■ Given request
Copy the lines starting with the line that contains "claim-button[interactable]: 点击领取 <box>848 416" and going on through the line that contains "tab-home[interactable]: 首页 <box>313", substituting "passcode" for "password" and leaving everything else unchanged.

## START Provided data

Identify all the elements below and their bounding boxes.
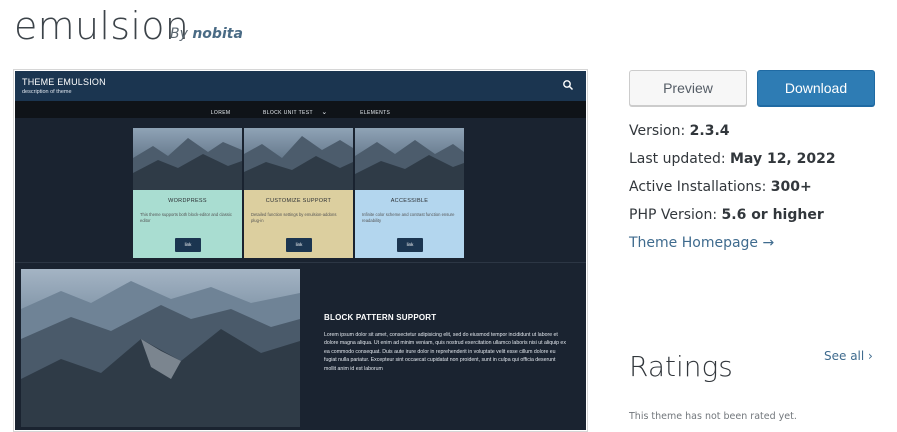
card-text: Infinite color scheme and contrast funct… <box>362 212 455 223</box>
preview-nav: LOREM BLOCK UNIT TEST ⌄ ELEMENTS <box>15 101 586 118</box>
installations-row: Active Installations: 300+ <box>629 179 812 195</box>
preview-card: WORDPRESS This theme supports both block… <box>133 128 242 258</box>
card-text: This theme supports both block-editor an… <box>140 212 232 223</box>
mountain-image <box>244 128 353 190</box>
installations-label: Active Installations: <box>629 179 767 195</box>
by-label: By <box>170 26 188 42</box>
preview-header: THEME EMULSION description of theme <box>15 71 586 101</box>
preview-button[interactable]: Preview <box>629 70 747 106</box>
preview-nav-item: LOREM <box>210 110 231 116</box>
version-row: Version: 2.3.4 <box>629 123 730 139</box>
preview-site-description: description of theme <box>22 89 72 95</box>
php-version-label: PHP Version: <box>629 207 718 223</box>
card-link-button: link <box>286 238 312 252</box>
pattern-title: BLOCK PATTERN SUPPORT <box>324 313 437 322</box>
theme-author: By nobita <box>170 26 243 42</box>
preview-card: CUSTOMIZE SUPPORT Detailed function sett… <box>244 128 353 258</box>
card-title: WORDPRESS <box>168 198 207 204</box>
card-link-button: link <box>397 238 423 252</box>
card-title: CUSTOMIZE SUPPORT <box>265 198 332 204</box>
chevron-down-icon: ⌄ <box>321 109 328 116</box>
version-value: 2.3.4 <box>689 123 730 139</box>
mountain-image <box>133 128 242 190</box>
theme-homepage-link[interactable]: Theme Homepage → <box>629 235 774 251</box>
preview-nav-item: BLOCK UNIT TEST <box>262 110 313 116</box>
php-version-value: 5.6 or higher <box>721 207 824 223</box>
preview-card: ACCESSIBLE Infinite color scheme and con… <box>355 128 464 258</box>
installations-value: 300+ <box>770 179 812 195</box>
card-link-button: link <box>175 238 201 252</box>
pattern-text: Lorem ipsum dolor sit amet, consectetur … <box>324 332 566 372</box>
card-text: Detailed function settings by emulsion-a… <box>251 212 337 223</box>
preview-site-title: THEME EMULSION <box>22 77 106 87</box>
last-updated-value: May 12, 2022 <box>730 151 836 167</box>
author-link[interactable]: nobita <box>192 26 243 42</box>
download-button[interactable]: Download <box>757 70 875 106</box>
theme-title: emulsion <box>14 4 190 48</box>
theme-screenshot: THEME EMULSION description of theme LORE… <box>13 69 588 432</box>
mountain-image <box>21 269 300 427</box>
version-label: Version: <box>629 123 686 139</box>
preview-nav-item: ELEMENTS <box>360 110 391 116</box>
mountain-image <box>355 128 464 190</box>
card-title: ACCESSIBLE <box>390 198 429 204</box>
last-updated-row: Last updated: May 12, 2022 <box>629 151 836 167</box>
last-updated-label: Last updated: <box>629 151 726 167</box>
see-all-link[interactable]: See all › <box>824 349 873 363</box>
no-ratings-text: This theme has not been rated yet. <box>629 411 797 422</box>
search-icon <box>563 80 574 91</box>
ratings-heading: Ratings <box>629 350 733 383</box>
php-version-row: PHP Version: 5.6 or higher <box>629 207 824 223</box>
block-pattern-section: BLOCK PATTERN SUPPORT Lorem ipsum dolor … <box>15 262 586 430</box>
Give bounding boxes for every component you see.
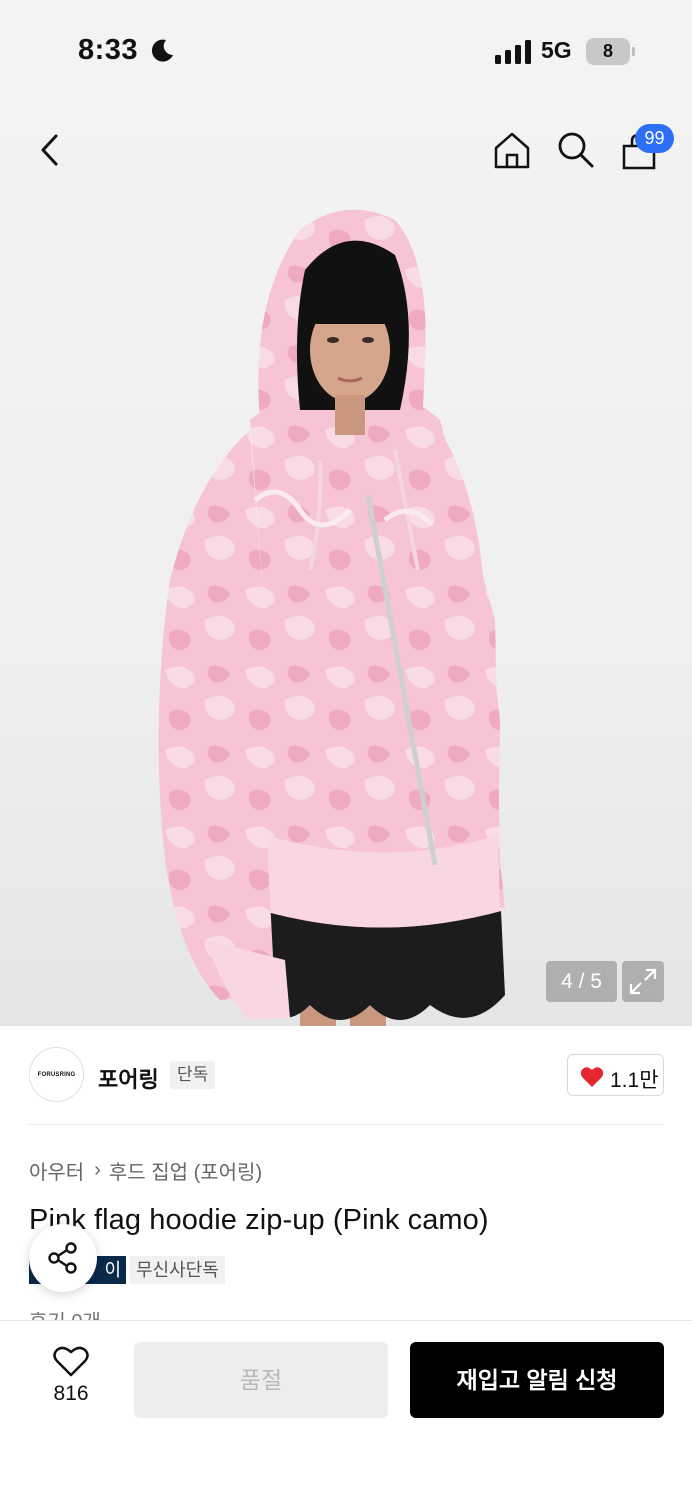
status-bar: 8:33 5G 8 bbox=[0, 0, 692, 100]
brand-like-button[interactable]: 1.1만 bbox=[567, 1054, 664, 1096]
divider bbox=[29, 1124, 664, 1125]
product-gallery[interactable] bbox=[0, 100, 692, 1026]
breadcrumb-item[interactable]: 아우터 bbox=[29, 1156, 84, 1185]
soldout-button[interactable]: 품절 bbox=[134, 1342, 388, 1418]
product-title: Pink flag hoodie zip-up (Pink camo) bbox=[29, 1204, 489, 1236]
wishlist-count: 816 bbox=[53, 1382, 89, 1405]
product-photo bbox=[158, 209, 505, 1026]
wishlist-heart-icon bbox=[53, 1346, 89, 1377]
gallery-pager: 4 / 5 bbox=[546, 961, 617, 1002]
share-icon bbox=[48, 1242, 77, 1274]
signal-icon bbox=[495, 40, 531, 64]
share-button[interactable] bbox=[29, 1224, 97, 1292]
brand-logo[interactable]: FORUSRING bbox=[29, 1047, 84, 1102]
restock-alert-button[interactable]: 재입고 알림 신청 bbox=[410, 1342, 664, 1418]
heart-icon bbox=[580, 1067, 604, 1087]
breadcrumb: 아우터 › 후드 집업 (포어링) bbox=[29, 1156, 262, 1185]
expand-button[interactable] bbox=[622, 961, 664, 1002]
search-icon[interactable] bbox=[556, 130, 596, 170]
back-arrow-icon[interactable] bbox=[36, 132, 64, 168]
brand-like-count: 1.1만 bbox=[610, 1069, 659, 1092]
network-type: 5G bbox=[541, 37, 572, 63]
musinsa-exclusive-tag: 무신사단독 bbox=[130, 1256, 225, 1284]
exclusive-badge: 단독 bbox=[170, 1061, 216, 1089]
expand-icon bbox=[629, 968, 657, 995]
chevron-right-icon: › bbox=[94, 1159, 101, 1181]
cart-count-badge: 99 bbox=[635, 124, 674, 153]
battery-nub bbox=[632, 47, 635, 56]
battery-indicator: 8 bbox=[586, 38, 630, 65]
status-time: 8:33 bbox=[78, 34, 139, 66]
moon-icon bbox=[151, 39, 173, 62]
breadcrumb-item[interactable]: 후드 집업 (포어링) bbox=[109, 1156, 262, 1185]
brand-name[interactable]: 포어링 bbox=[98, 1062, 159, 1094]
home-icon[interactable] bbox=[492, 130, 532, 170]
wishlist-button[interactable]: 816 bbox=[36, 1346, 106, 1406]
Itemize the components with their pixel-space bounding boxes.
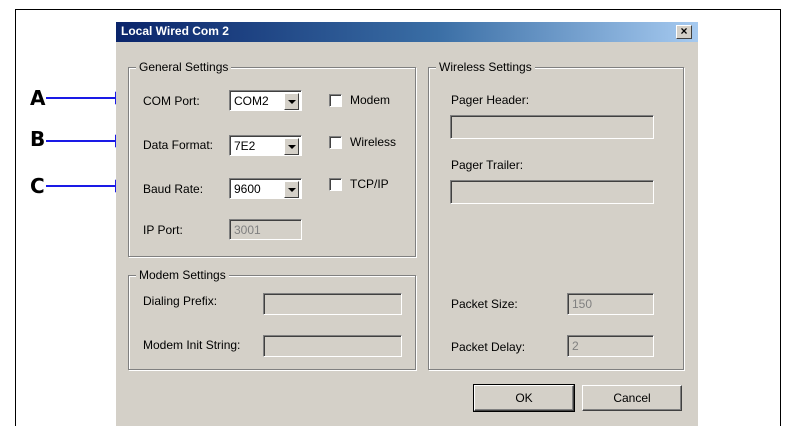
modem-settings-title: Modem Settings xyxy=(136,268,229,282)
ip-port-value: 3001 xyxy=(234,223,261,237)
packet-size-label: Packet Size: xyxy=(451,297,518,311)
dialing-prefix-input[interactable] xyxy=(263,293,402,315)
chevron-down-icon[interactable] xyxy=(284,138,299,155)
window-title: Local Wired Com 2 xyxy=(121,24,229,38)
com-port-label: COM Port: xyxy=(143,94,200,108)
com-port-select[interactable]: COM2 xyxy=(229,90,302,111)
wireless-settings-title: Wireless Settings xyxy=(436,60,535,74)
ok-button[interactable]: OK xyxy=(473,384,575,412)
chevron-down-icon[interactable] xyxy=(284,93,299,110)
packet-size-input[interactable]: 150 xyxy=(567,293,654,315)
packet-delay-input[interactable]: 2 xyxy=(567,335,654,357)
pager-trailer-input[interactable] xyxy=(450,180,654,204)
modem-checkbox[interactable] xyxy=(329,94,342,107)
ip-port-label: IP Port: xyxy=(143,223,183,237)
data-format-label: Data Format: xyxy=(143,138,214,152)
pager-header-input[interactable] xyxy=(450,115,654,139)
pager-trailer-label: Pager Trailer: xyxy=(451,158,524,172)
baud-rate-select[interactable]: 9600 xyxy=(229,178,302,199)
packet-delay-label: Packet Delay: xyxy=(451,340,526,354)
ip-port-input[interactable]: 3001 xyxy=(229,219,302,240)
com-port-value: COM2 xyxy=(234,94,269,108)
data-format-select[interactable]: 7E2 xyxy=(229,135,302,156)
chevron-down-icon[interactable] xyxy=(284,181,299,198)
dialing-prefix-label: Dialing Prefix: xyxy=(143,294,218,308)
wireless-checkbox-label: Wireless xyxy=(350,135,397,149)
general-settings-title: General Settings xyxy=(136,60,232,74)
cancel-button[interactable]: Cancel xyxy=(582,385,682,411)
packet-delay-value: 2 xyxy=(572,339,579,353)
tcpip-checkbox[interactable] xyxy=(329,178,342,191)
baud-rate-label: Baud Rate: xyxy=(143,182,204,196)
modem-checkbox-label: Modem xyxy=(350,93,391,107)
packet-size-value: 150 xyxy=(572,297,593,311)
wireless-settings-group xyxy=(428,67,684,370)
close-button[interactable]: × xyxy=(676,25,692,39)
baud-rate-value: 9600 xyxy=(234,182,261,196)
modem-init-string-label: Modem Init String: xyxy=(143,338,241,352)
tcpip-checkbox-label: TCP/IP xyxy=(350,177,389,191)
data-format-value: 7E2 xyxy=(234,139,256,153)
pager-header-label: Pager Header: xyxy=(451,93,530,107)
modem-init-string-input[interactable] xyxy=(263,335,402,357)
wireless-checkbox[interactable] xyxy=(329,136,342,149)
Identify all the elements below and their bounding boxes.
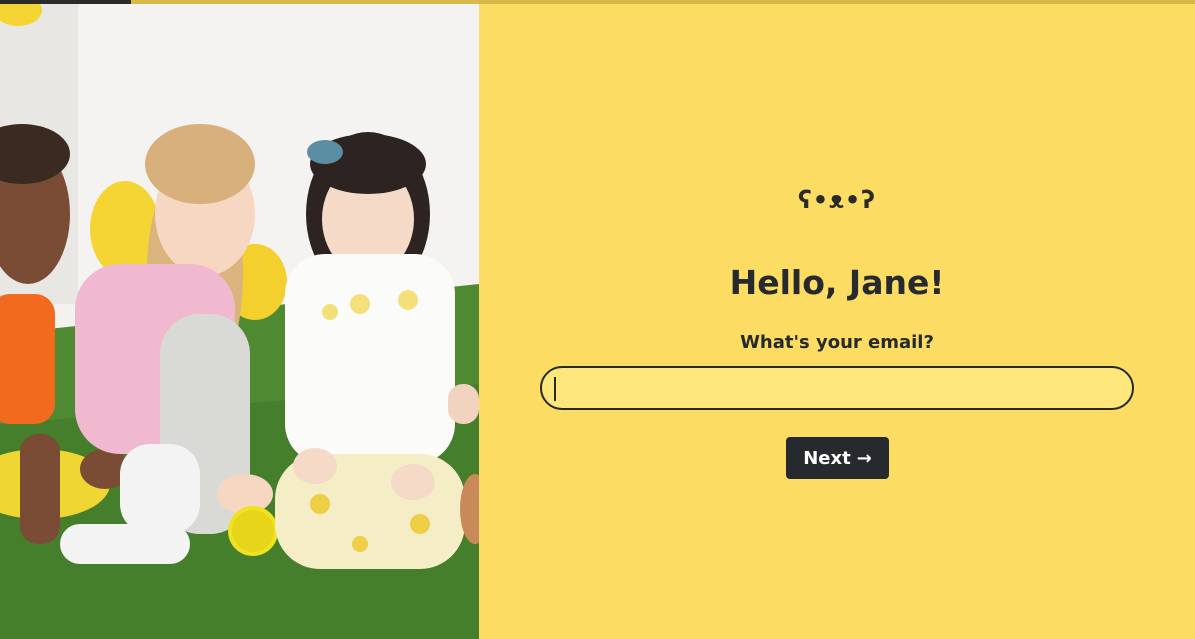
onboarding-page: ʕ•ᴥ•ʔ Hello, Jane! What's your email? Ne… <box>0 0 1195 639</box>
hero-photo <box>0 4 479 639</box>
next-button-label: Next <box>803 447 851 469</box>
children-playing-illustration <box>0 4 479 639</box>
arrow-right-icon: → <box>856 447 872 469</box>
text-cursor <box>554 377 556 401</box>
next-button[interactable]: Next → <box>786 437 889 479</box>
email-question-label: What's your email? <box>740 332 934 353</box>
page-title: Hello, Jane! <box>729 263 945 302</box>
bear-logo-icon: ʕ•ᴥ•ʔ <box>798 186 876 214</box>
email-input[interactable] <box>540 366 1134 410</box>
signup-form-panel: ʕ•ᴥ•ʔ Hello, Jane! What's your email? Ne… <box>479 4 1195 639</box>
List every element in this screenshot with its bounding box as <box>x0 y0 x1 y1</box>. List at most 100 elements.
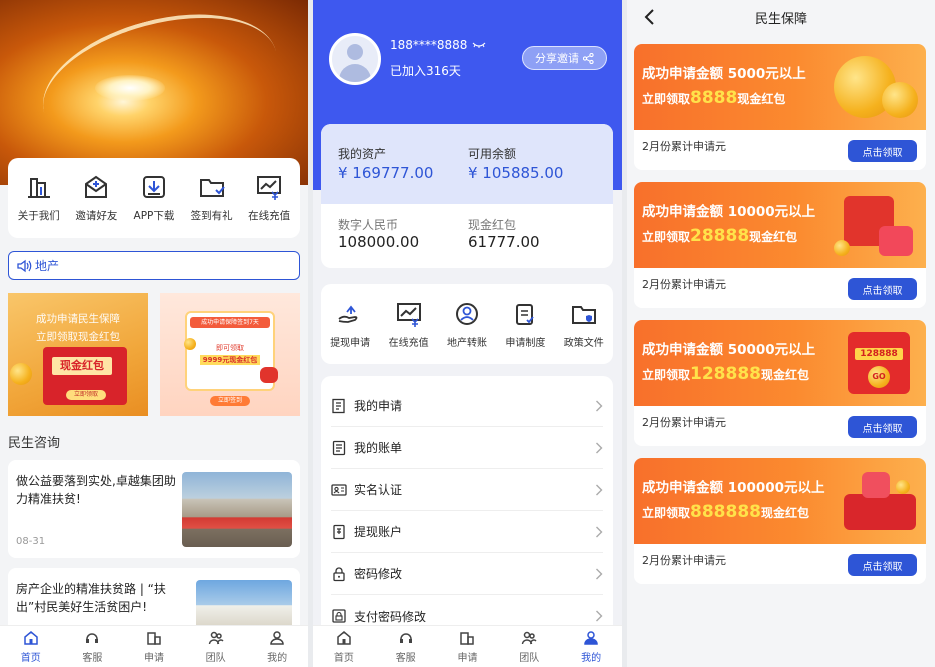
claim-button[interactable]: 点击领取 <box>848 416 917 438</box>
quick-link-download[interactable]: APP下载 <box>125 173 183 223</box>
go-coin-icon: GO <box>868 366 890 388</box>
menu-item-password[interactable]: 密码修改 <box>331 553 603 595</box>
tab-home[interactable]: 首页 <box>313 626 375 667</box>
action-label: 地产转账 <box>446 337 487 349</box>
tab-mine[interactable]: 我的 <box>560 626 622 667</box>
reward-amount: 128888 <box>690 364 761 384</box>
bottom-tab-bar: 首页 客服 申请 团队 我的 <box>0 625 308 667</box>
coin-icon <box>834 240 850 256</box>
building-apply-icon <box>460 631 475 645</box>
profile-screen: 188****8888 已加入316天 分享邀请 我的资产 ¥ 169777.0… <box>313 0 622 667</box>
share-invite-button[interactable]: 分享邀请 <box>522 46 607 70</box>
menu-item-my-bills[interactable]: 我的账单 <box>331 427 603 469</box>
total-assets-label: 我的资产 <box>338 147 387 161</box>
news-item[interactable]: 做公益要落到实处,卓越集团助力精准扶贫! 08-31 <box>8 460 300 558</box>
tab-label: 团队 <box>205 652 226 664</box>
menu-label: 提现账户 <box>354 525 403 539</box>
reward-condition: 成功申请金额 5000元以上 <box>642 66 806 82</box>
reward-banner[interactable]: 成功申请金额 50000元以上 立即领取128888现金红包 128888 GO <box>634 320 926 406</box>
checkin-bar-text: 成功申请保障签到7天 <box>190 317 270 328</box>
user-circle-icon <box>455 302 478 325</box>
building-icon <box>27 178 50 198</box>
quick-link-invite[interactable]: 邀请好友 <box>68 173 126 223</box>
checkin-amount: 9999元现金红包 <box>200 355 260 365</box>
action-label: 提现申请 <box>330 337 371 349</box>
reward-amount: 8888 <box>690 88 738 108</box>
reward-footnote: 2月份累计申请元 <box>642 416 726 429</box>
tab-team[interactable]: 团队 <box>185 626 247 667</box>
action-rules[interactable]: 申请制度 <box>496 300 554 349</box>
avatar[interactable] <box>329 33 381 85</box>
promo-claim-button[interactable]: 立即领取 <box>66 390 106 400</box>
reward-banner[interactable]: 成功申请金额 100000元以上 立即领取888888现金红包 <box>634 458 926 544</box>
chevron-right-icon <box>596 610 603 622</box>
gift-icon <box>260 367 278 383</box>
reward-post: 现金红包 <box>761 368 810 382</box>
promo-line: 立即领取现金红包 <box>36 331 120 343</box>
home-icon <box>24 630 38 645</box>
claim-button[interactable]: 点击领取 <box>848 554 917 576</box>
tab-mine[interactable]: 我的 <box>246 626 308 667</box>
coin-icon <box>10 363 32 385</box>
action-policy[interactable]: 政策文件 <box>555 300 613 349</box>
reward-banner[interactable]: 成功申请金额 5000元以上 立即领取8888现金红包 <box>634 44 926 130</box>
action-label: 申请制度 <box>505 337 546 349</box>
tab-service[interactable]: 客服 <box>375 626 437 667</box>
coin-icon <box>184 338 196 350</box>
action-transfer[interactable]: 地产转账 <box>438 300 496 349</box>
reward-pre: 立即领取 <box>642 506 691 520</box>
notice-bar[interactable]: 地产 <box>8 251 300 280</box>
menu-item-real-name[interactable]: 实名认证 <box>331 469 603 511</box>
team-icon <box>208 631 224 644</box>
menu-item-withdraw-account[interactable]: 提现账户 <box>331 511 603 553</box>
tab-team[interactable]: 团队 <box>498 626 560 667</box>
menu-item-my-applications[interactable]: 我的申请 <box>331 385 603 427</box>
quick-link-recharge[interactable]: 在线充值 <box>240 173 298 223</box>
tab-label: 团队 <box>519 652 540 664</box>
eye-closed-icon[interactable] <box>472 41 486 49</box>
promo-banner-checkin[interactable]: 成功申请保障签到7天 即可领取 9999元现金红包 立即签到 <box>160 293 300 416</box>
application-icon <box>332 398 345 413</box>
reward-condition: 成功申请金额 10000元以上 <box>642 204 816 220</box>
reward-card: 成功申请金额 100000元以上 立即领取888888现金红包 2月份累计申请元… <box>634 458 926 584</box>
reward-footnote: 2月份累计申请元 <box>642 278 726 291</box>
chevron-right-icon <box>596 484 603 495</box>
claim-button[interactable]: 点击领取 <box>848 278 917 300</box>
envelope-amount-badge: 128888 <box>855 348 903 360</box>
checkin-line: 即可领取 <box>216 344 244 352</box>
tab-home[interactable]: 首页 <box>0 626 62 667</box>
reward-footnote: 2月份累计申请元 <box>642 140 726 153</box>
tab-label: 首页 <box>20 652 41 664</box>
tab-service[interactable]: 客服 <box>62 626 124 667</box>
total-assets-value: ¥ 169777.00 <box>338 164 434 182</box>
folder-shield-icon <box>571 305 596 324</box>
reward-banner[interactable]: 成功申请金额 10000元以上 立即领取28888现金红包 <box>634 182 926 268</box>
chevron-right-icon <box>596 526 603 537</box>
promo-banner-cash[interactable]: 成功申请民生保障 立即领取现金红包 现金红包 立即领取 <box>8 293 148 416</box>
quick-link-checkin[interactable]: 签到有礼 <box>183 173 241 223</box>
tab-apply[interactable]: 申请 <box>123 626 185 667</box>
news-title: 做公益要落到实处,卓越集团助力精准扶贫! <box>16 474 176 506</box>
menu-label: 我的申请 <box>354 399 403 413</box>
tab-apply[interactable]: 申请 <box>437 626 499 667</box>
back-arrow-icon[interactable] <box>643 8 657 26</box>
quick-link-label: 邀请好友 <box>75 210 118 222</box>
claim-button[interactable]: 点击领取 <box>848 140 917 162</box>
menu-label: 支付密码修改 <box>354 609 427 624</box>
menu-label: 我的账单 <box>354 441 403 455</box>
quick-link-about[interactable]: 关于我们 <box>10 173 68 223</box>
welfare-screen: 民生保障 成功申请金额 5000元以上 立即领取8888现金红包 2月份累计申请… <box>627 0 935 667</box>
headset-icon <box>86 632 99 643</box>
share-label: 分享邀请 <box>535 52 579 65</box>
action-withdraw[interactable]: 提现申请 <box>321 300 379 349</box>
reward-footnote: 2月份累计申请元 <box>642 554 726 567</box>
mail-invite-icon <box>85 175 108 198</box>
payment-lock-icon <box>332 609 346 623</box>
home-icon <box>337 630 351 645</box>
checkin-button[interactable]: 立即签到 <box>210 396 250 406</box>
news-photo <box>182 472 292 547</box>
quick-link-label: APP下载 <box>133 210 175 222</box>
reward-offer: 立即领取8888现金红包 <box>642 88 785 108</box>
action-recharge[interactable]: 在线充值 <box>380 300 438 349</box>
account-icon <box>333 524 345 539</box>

## END Provided data

■ Expected answer
claim-button[interactable]: 点击领取 <box>848 416 917 438</box>
quick-link-download[interactable]: APP下载 <box>125 173 183 223</box>
go-coin-icon: GO <box>868 366 890 388</box>
menu-item-passcode[interactable]: 密码修改 <box>331 553 603 595</box>
tab-home[interactable]: 首页 <box>313 626 375 667</box>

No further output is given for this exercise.